SOCIETY GUIDELINE LINKS —
Links to society and government-sponsored guidelines from selected countries and regions around the world are provided separately. (See "Society guideline links: Preoperative medical evaluation and risk assessment".)
SUMMARY AND RECOMMENDATIONS
●Selective testing – Preoperative testing should be performed selectively, based on the patient's medical status, the planned procedure, and the likelihood that test results will change management or help with risk assessment (table 6). (See 'Selective testing' above.)
●Timing of testing – Testing should be performed with enough time before surgery to potentially correct abnormalities or perform further evaluation if necessary. (See 'Timing of laboratory testing' above.)
●Commonly ordered laboratory tests – All laboratory tests should be ordered selectively. Most are not indicated for healthy patients (table 1 and table 3). Indications for commonly ordered tests are as follows: (See 'Commonly ordered tests' above.)
•Hemoglobin – Known anemia or conditions associated with anemia, or undergoing surgery associated with significant blood loss
•Platelet count – History or evidence of a coagulation disorder
•Creatinine – >65 years of age undergoing intermediate- or high-risk surgery; will receive nephrotoxic intravenous (IV) contrast; others based on history or comorbidities
•Electrolytes – Kidney disease; medications that can cause electrolyte abnormalities (eg, diuretics, angiotensin converting enzyme inhibitors, angiotensin receptor blockers)
•Blood glucose – Diabetes mellitus; severe obesity; taking glucocorticoids
•Liver function tests – Some patients with liver disease. (See "Anesthesia for the patient with liver disease", section on 'Liver function tests'.)
•Tests of hemostasis (ie, prothrombin time/international normalized ratio [PT/INR], activated thromboplastin time [aPTT]) – Liver disease; taking warfarin; suspected bleeding disorder
•Urinalysis – Symptoms of urinary tract infection
●Cardiac testing
•Electrocardiogram (ECG) – We do not order preoperative ECGs in healthy patients without signs or symptoms of cardiac disease who are having any type of surgery. We usually only obtain ECGs in patients suspected of arrhythmias or reporting palpitations, tachycardias, syncope, near syncope, new onset chest pain, or worsening angina (table 1). (See 'Electrocardiogram' above.)
•Stress test – Stress testing is rarely useful when performed solely because of surgery, without other indications. Patients who present preoperatively with unevaluated symptoms consistent with ischemia may meet criteria for evaluation with stress testing, depending on the urgency of surgery. (See "Evaluation of cardiac risk prior to noncardiac surgery" and 'Stress testing' above.)

__TASK DIRECTIONS__. Please state the indication the preoperative testing summary gives for ordering a urinalysis.

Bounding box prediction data
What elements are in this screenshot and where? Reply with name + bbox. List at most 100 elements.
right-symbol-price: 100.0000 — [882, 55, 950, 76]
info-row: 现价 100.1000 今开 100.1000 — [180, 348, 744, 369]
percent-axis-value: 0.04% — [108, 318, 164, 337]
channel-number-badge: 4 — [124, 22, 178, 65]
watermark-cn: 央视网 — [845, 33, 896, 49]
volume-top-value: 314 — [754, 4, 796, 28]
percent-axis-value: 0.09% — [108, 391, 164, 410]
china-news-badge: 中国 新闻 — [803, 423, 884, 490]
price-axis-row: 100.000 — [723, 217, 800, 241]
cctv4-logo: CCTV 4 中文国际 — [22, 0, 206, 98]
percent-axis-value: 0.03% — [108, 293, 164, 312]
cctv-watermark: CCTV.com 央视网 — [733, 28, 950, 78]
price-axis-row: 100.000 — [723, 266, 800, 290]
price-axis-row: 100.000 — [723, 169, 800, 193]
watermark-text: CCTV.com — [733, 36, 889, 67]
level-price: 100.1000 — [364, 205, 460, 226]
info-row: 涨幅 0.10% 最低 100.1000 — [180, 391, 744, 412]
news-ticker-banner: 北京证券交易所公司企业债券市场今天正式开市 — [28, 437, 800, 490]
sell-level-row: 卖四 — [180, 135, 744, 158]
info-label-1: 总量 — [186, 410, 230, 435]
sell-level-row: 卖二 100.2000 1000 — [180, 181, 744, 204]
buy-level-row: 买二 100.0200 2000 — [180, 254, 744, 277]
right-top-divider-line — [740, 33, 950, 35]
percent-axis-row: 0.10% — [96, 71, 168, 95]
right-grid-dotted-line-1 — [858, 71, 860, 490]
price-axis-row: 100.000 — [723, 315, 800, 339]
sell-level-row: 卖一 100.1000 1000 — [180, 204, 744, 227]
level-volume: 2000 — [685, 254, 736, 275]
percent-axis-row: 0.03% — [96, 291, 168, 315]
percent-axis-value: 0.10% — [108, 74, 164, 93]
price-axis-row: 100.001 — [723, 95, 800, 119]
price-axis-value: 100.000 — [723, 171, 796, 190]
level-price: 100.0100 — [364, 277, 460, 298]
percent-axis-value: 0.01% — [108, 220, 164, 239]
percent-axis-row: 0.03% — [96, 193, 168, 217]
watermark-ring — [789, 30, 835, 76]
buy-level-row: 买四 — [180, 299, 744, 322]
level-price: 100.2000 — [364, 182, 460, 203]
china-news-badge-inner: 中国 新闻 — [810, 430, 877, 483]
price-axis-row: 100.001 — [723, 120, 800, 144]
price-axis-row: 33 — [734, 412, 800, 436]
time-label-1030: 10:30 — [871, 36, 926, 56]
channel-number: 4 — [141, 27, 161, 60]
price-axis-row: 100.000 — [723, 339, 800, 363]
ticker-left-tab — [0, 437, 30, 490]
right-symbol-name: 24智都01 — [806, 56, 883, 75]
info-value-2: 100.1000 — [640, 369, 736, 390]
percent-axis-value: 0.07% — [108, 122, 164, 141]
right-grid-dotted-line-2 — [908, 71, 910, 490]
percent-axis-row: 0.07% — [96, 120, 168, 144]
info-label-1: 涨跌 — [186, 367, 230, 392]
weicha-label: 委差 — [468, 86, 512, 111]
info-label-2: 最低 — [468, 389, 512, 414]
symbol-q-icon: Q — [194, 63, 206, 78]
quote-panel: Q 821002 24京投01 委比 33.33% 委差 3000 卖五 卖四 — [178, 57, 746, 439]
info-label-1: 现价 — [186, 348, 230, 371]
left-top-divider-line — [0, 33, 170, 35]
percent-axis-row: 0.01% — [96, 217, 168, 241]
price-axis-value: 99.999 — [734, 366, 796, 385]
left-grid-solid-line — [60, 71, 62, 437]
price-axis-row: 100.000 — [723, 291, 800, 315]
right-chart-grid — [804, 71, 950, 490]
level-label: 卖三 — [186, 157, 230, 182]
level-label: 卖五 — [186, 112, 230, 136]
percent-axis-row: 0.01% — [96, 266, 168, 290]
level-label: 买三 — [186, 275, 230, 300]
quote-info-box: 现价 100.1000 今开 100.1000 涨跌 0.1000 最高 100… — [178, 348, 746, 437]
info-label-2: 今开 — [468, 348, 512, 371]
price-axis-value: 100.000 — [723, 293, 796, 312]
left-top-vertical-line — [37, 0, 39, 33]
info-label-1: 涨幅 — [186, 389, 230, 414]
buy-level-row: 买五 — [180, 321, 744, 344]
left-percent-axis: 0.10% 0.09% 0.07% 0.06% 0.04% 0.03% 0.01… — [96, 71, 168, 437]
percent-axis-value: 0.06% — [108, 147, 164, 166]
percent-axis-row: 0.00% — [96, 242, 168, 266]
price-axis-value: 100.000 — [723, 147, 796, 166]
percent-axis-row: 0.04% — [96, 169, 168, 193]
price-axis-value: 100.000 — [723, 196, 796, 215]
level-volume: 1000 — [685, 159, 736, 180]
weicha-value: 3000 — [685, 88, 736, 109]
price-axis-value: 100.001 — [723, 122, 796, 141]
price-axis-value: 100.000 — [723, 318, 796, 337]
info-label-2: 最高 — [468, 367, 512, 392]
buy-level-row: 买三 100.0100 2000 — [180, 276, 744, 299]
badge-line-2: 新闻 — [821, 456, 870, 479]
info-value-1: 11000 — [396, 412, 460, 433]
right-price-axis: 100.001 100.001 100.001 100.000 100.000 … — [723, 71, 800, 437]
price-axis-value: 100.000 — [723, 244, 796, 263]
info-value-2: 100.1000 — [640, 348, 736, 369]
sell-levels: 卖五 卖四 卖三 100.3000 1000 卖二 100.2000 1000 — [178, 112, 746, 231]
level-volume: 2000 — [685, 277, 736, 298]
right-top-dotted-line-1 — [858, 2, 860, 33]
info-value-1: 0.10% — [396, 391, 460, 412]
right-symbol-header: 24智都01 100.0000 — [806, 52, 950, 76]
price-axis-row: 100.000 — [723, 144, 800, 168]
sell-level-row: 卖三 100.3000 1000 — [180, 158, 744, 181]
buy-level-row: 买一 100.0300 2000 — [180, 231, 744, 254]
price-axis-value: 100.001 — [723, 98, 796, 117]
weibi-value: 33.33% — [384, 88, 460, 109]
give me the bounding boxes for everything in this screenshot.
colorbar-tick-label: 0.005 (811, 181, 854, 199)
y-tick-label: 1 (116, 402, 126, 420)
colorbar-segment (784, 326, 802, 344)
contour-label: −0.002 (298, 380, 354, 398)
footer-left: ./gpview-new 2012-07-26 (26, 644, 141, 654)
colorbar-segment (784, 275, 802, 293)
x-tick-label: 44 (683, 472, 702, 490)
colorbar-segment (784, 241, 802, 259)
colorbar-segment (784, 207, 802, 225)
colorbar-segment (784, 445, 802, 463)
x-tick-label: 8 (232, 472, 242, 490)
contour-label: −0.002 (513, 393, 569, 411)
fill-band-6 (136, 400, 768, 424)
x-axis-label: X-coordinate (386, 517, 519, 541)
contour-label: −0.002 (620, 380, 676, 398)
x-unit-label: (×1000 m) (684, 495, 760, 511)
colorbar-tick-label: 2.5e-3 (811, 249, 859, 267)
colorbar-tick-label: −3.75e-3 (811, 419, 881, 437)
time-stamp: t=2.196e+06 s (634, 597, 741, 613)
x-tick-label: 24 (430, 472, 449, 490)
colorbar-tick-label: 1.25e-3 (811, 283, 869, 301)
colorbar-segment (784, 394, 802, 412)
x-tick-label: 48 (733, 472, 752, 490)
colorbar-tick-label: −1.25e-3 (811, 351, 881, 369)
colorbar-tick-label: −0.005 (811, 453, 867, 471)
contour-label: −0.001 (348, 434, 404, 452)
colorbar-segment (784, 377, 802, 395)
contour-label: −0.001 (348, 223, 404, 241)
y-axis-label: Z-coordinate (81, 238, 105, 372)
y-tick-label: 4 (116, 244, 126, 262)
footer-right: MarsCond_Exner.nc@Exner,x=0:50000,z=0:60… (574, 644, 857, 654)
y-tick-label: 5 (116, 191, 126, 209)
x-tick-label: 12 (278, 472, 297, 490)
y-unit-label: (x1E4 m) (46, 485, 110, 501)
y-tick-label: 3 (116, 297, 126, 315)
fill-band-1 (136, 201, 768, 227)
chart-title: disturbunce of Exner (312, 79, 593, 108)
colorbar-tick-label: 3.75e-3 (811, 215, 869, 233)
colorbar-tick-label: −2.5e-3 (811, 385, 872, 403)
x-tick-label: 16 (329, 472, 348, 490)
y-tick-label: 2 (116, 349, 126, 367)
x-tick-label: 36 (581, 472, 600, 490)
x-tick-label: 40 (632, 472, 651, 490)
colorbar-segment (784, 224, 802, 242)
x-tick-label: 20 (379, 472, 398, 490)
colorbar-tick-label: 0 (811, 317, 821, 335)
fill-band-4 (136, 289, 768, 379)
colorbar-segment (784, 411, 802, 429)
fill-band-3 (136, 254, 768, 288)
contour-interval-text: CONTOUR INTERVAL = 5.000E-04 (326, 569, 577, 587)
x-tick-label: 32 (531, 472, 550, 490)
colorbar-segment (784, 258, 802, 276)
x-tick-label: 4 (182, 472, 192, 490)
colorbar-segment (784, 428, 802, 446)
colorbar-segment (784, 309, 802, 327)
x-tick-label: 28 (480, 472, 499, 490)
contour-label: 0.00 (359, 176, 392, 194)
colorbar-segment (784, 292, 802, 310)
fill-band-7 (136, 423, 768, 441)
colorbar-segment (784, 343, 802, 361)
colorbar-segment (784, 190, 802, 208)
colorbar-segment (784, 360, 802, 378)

__ANSWER TO THIS EXERCISE__. Symptoms of urinary tract infection.